Data entries for graphics:
# # # # # # #

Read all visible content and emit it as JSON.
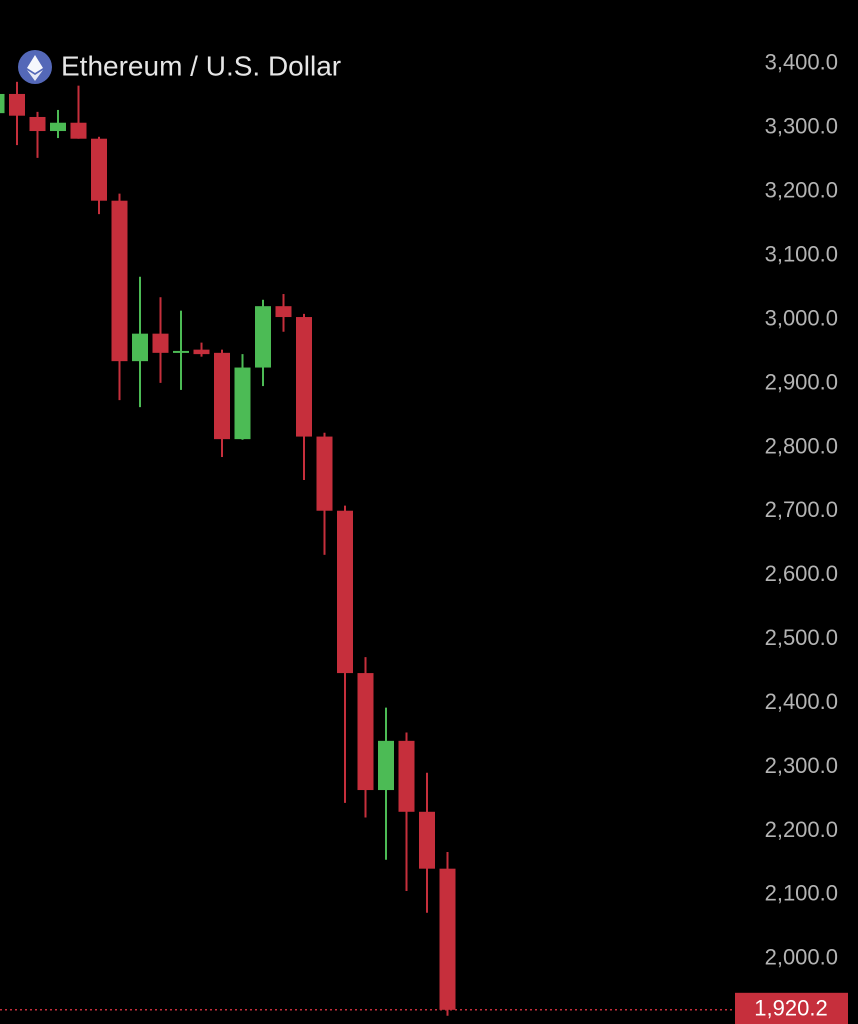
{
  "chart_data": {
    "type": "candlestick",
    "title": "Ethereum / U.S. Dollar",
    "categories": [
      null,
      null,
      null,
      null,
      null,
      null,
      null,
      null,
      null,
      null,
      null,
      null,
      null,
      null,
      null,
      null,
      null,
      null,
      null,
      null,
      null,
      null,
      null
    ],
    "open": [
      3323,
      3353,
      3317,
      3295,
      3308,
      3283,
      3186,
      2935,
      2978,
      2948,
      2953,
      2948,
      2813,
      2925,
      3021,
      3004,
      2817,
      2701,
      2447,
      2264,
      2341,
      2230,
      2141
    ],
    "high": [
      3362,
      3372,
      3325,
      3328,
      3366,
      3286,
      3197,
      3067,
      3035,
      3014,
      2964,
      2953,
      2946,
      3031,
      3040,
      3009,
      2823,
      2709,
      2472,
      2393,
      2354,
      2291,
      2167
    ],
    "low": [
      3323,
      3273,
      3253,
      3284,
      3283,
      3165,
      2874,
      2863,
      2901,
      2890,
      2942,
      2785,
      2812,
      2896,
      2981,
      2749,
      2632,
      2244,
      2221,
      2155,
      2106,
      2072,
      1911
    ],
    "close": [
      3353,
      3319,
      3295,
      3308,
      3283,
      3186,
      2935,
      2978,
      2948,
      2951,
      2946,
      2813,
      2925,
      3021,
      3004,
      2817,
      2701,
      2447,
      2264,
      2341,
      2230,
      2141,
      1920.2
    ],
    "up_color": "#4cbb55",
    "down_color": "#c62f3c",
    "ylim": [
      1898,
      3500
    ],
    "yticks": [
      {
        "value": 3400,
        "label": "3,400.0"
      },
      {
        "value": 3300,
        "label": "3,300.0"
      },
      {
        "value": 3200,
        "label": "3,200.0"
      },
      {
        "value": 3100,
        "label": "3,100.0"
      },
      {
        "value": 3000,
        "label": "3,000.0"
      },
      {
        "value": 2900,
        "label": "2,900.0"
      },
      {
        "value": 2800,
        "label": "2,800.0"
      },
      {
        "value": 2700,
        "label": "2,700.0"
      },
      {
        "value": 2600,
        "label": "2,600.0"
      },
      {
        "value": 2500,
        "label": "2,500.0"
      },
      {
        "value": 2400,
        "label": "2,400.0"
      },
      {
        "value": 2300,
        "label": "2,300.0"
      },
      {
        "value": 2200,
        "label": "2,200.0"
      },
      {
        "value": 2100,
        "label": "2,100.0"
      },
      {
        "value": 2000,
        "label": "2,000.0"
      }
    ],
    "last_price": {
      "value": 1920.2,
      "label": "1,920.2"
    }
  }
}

# # # # # # #

REQUIREMENTS:
Above are records with pictures; repeat the records exactly and leave the pictures out.

ANSWER TO THIS EXERCISE:
Read all visible content and emit it as JSON.
{
  "chart_data": {
    "type": "candlestick",
    "title": "Ethereum / U.S. Dollar",
    "categories": [
      null,
      null,
      null,
      null,
      null,
      null,
      null,
      null,
      null,
      null,
      null,
      null,
      null,
      null,
      null,
      null,
      null,
      null,
      null,
      null,
      null,
      null,
      null
    ],
    "open": [
      3323,
      3353,
      3317,
      3295,
      3308,
      3283,
      3186,
      2935,
      2978,
      2948,
      2953,
      2948,
      2813,
      2925,
      3021,
      3004,
      2817,
      2701,
      2447,
      2264,
      2341,
      2230,
      2141
    ],
    "high": [
      3362,
      3372,
      3325,
      3328,
      3366,
      3286,
      3197,
      3067,
      3035,
      3014,
      2964,
      2953,
      2946,
      3031,
      3040,
      3009,
      2823,
      2709,
      2472,
      2393,
      2354,
      2291,
      2167
    ],
    "low": [
      3323,
      3273,
      3253,
      3284,
      3283,
      3165,
      2874,
      2863,
      2901,
      2890,
      2942,
      2785,
      2812,
      2896,
      2981,
      2749,
      2632,
      2244,
      2221,
      2155,
      2106,
      2072,
      1911
    ],
    "close": [
      3353,
      3319,
      3295,
      3308,
      3283,
      3186,
      2935,
      2978,
      2948,
      2951,
      2946,
      2813,
      2925,
      3021,
      3004,
      2817,
      2701,
      2447,
      2264,
      2341,
      2230,
      2141,
      1920.2
    ],
    "up_color": "#4cbb55",
    "down_color": "#c62f3c",
    "ylim": [
      1898,
      3500
    ],
    "yticks": [
      {
        "value": 3400,
        "label": "3,400.0"
      },
      {
        "value": 3300,
        "label": "3,300.0"
      },
      {
        "value": 3200,
        "label": "3,200.0"
      },
      {
        "value": 3100,
        "label": "3,100.0"
      },
      {
        "value": 3000,
        "label": "3,000.0"
      },
      {
        "value": 2900,
        "label": "2,900.0"
      },
      {
        "value": 2800,
        "label": "2,800.0"
      },
      {
        "value": 2700,
        "label": "2,700.0"
      },
      {
        "value": 2600,
        "label": "2,600.0"
      },
      {
        "value": 2500,
        "label": "2,500.0"
      },
      {
        "value": 2400,
        "label": "2,400.0"
      },
      {
        "value": 2300,
        "label": "2,300.0"
      },
      {
        "value": 2200,
        "label": "2,200.0"
      },
      {
        "value": 2100,
        "label": "2,100.0"
      },
      {
        "value": 2000,
        "label": "2,000.0"
      }
    ],
    "last_price": {
      "value": 1920.2,
      "label": "1,920.2"
    }
  }
}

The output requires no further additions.